**Goal**:
Repeat the records below exactly, leaving out any pictures.

**Data supplied**:
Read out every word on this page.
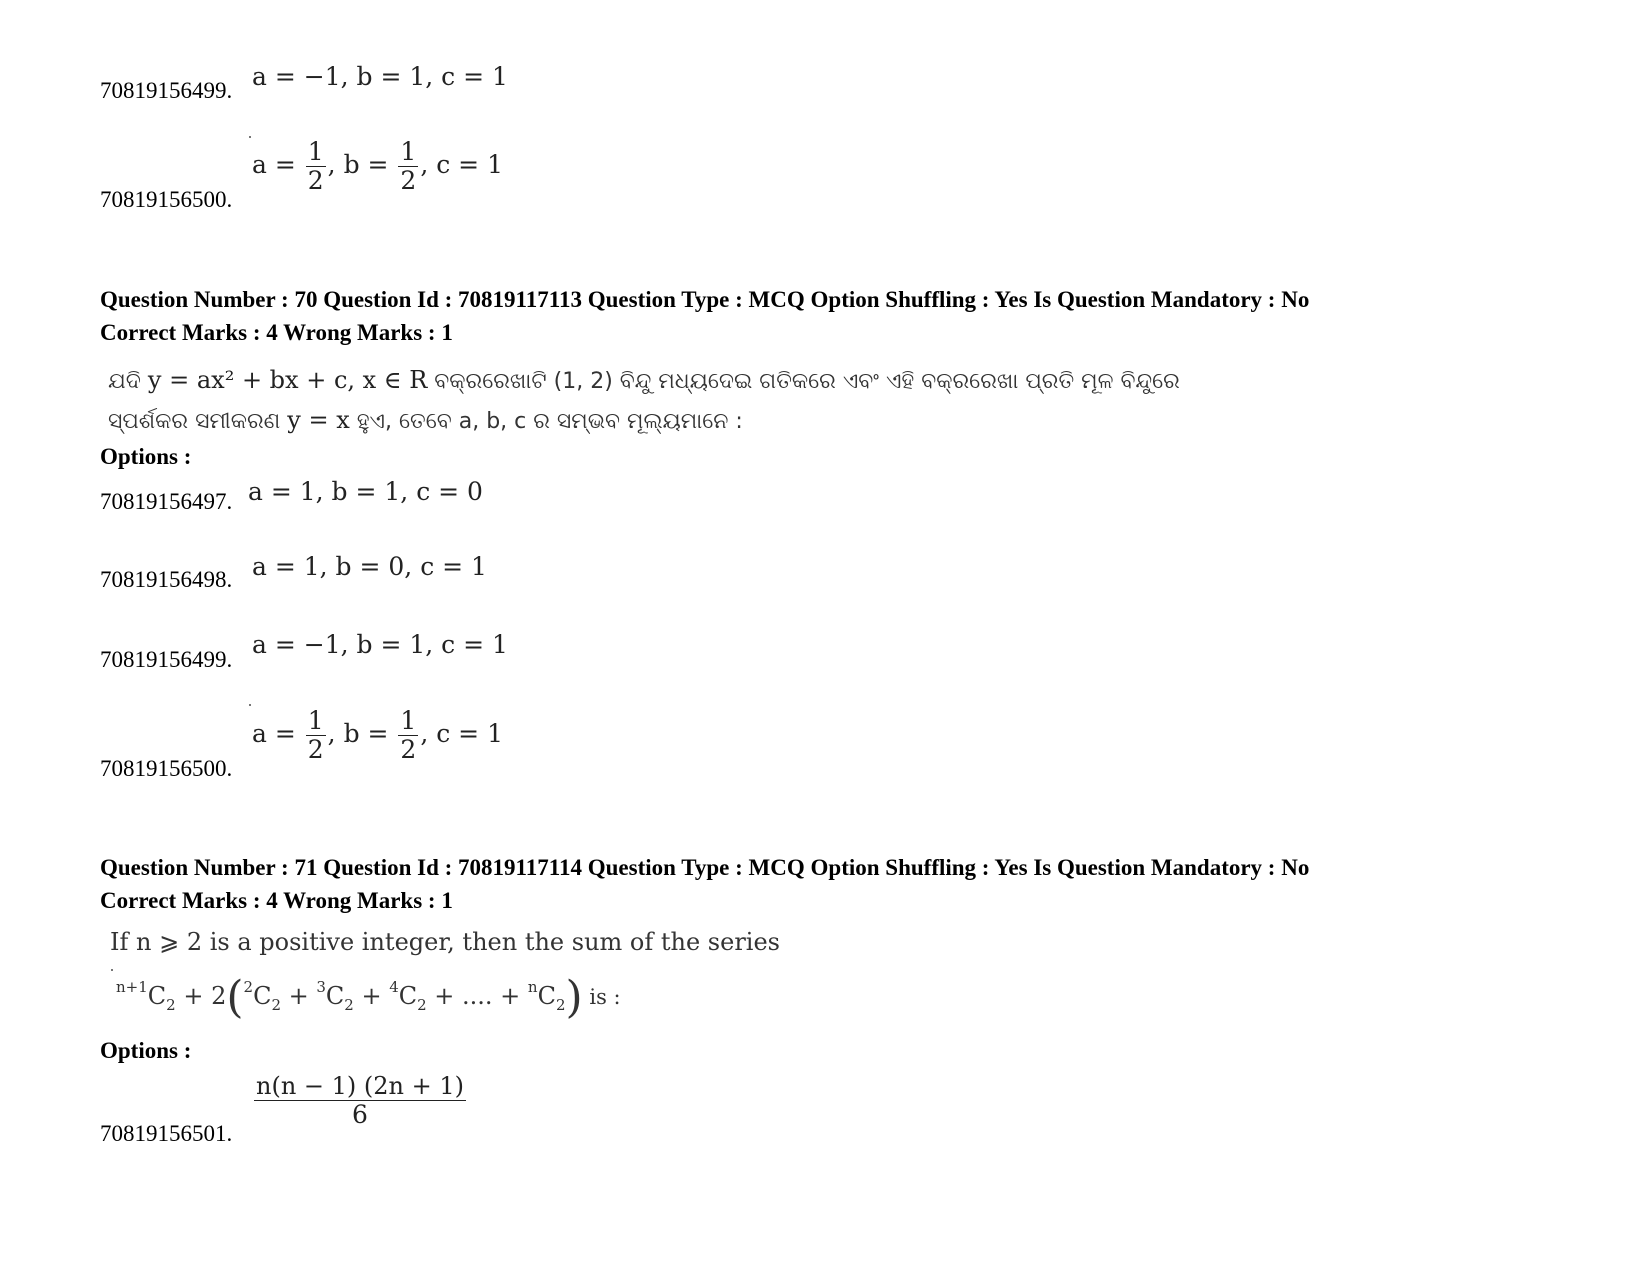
70819156499. a = −1, b = 1, c = 1
70819156500.
$a = \frac{1}{2}$ , $b = \frac{1}{2}$ , c = 1
Question Number : 70 Question Id : 70819117113 Question Type : MCQ Option Shuffling : Yes Is Question Mandatory : No
Correct Marks : 4 Wrong Marks : 1
ଯଦି y = ax² + bx + c, x ∈ R ବକ୍ରରେଖାଟି (1, 2) ବିନ୍ଦୁ ମଧ୍ୟଦେଇ ଗତିକରେ ଏବଂ ଏହି ବକ୍ରରେଖା ପ୍ରତି ମୂଳ ବିନ୍ଦୁରେ
ସ୍ପର୍ଶକର ସମୀକରଣ y = x ହୁଏ, ତେବେ a, b, c ର ସମ୍ଭବ ମୂଲ୍ୟମାନେ :
Options :
70819156497. a = 1, b = 1, c = 0
70819156498. a = 1, b = 0, c = 1
70819156499.
a = −1, b = 1, c = 1
70819156500.
$a = \frac{1}{2}$ , $b = \frac{1}{2}$ , c = 1
Question Number : 71 Question Id : 70819117114 Question Type : MCQ Option Shuffling : Yes Is Question Mandatory : No
Correct Marks : 4 Wrong Marks : 1
If n ⩾ 2 is a positive integer, then the sum of the series
$^{n+1}C_2 + 2(^2C_2 + ^3C_2 + ^4C_2$ + .... + $^nC_2$) is :
Options :
70819156501.
$\frac{n(n - 1) (2n + 1)}{6}$
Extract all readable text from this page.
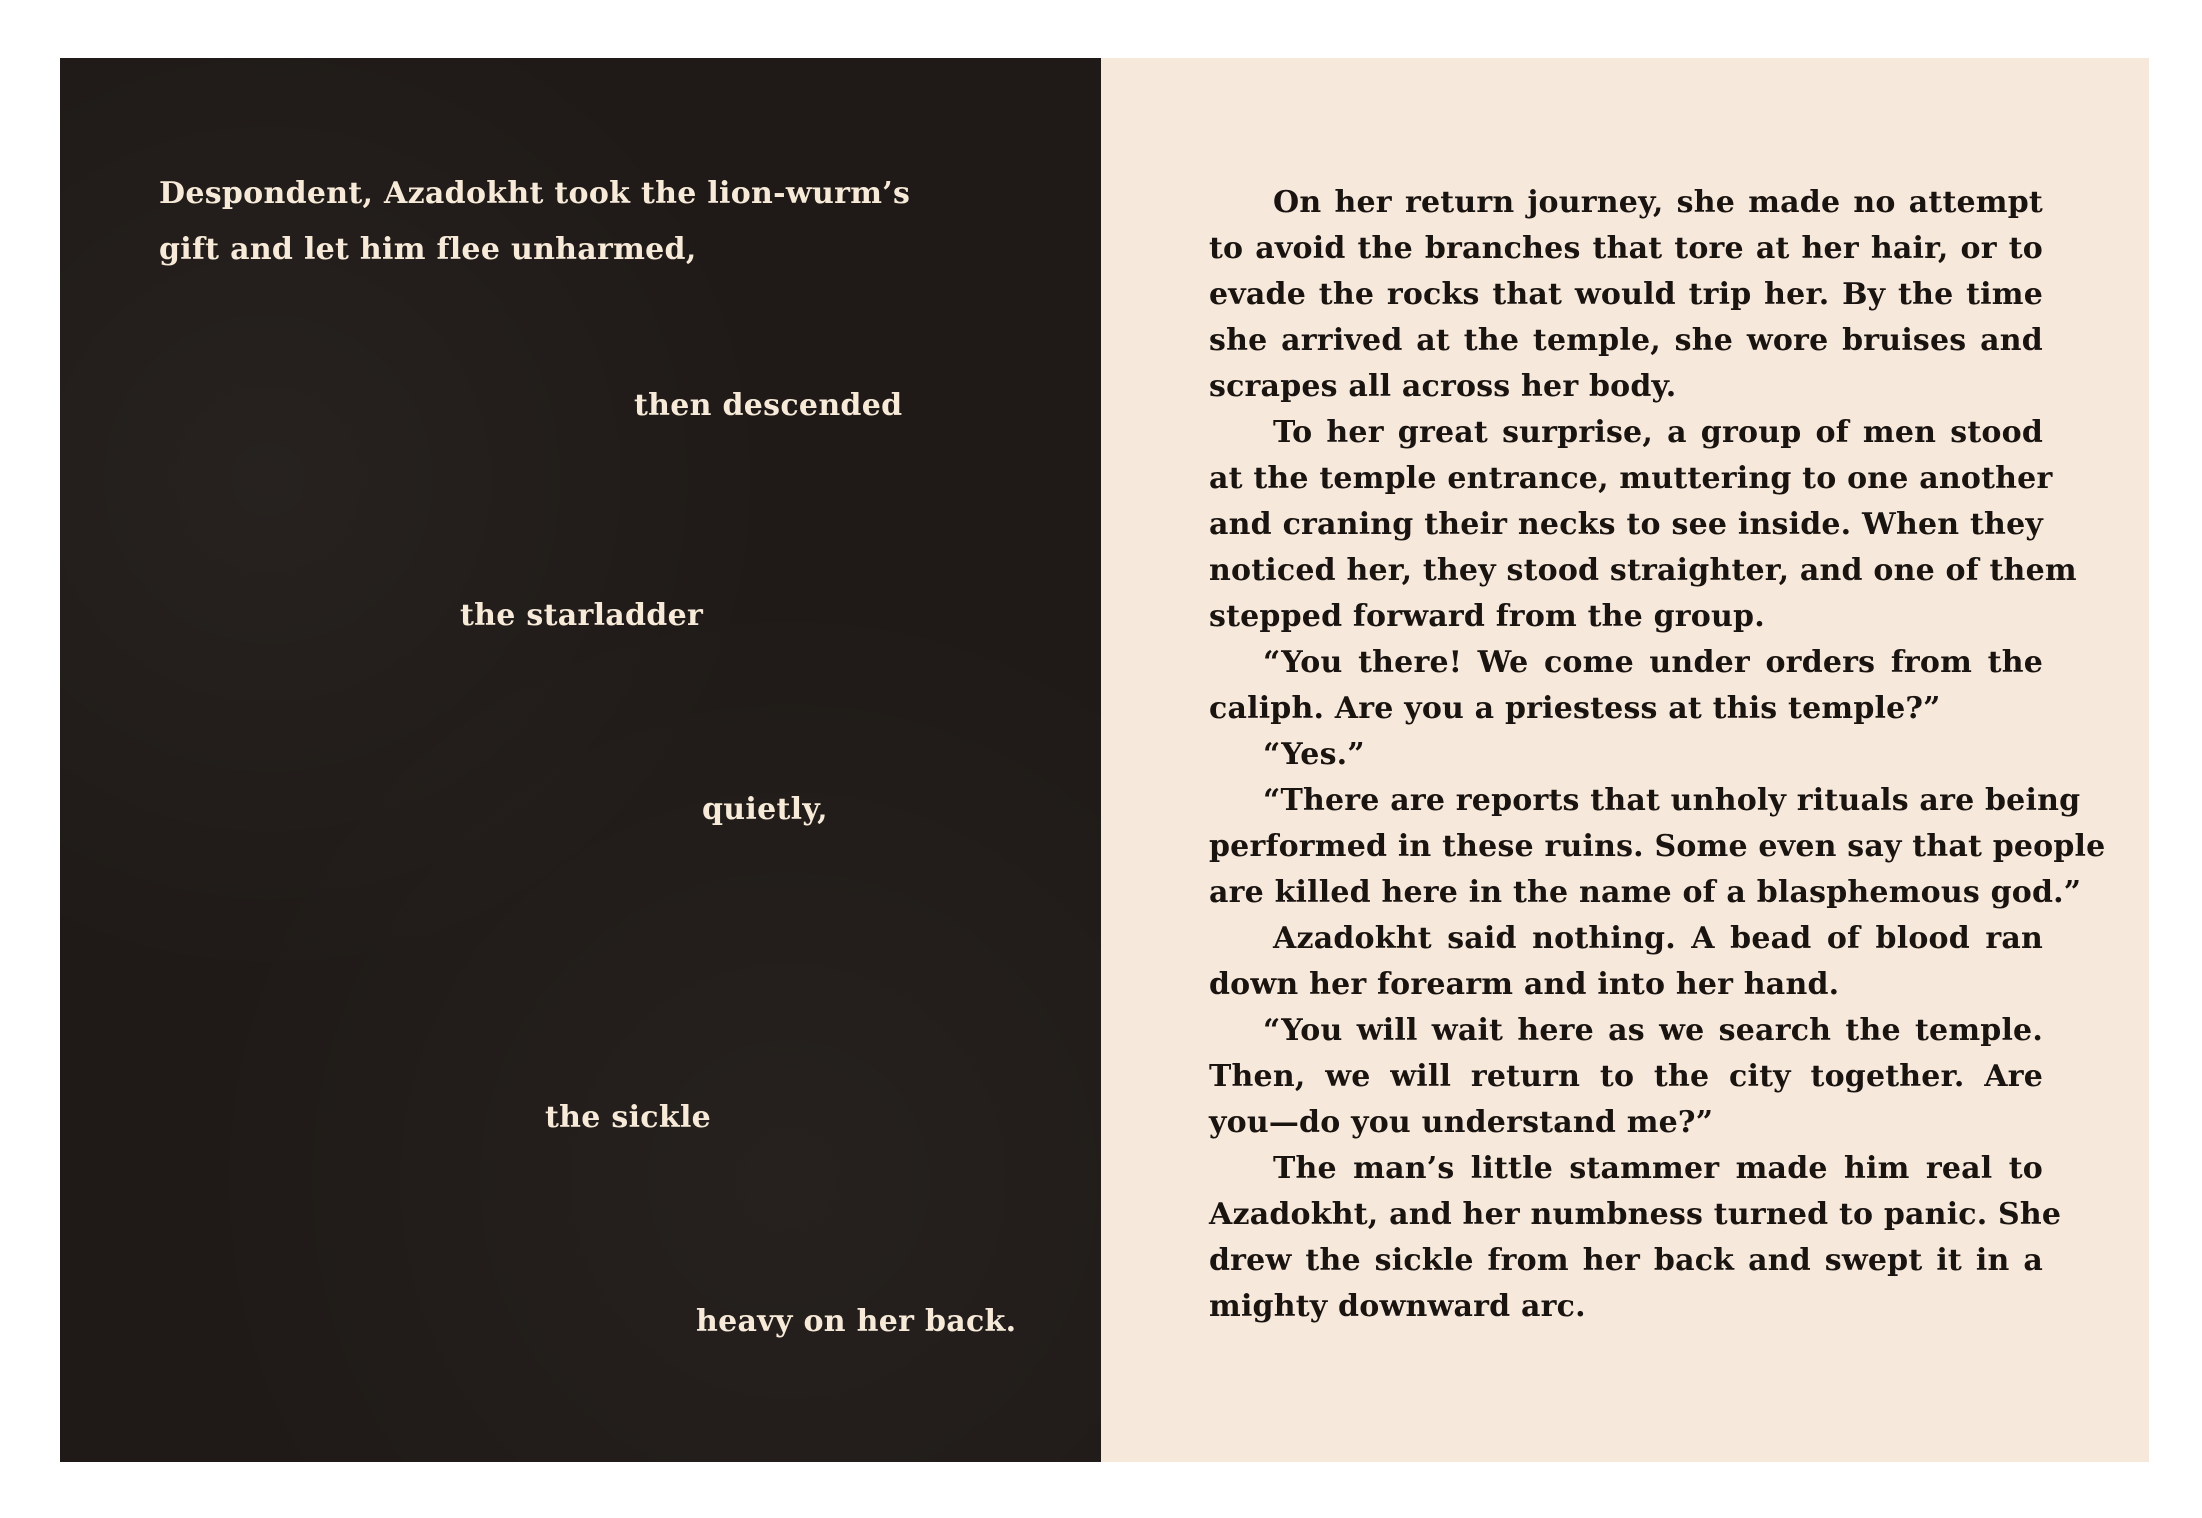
Despondent, Azadokht took the lion-wurm’s
gift and let him flee unharmed,
then descended
the starladder
quietly,
the sickle
heavy on her back.
On her return journey, she made no attempt
to avoid the branches that tore at her hair, or to
evade the rocks that would trip her. By the time
she arrived at the temple, she wore bruises and
scrapes all across her body.
To her great surprise, a group of men stood
at the temple entrance, muttering to one another
and craning their necks to see inside. When they
noticed her, they stood straighter, and one of them
stepped forward from the group.
“You there! We come under orders from the
caliph. Are you a priestess at this temple?”
“Yes.”
“There are reports that unholy rituals are being
performed in these ruins. Some even say that people
are killed here in the name of a blasphemous god.”
Azadokht said nothing. A bead of blood ran
down her forearm and into her hand.
“You will wait here as we search the temple.
Then, we will return to the city together. Are
you—do you understand me?”
The man’s little stammer made him real to
Azadokht, and her numbness turned to panic. She
drew the sickle from her back and swept it in a
mighty downward arc.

**Solution for this exercise**:
Read out every word on this page.
70819156499. a = −1, b = 1, c = 1
70819156500.
$a = \frac{1}{2}$ , $b = \frac{1}{2}$ , c = 1
Question Number : 70 Question Id : 70819117113 Question Type : MCQ Option Shuffling : Yes Is Question Mandatory : No
Correct Marks : 4 Wrong Marks : 1
ଯଦି y = ax² + bx + c, x ∈ R ବକ୍ରରେଖାଟି (1, 2) ବିନ୍ଦୁ ମଧ୍ୟଦେଇ ଗତିକରେ ଏବଂ ଏହି ବକ୍ରରେଖା ପ୍ରତି ମୂଳ ବିନ୍ଦୁରେ
ସ୍ପର୍ଶକର ସମୀକରଣ y = x ହୁଏ, ତେବେ a, b, c ର ସମ୍ଭବ ମୂଲ୍ୟମାନେ :
Options :
70819156497. a = 1, b = 1, c = 0
70819156498. a = 1, b = 0, c = 1
70819156499.
a = −1, b = 1, c = 1
70819156500.
$a = \frac{1}{2}$ , $b = \frac{1}{2}$ , c = 1
Question Number : 71 Question Id : 70819117114 Question Type : MCQ Option Shuffling : Yes Is Question Mandatory : No
Correct Marks : 4 Wrong Marks : 1
If n ⩾ 2 is a positive integer, then the sum of the series
$^{n+1}C_2 + 2(^2C_2 + ^3C_2 + ^4C_2$ + .... + $^nC_2$) is :
Options :
70819156501.
$\frac{n(n - 1) (2n + 1)}{6}$
Extract all readable text from this page.
Despondent, Azadokht took the lion-wurm’s
gift and let him flee unharmed,
then descended
the starladder
quietly,
the sickle
heavy on her back.
On her return journey, she made no attempt
to avoid the branches that tore at her hair, or to
evade the rocks that would trip her. By the time
she arrived at the temple, she wore bruises and
scrapes all across her body.
To her great surprise, a group of men stood
at the temple entrance, muttering to one another
and craning their necks to see inside. When they
noticed her, they stood straighter, and one of them
stepped forward from the group.
“You there! We come under orders from the
caliph. Are you a priestess at this temple?”
“Yes.”
“There are reports that unholy rituals are being
performed in these ruins. Some even say that people
are killed here in the name of a blasphemous god.”
Azadokht said nothing. A bead of blood ran
down her forearm and into her hand.
“You will wait here as we search the temple.
Then, we will return to the city together. Are
you—do you understand me?”
The man’s little stammer made him real to
Azadokht, and her numbness turned to panic. She
drew the sickle from her back and swept it in a
mighty downward arc.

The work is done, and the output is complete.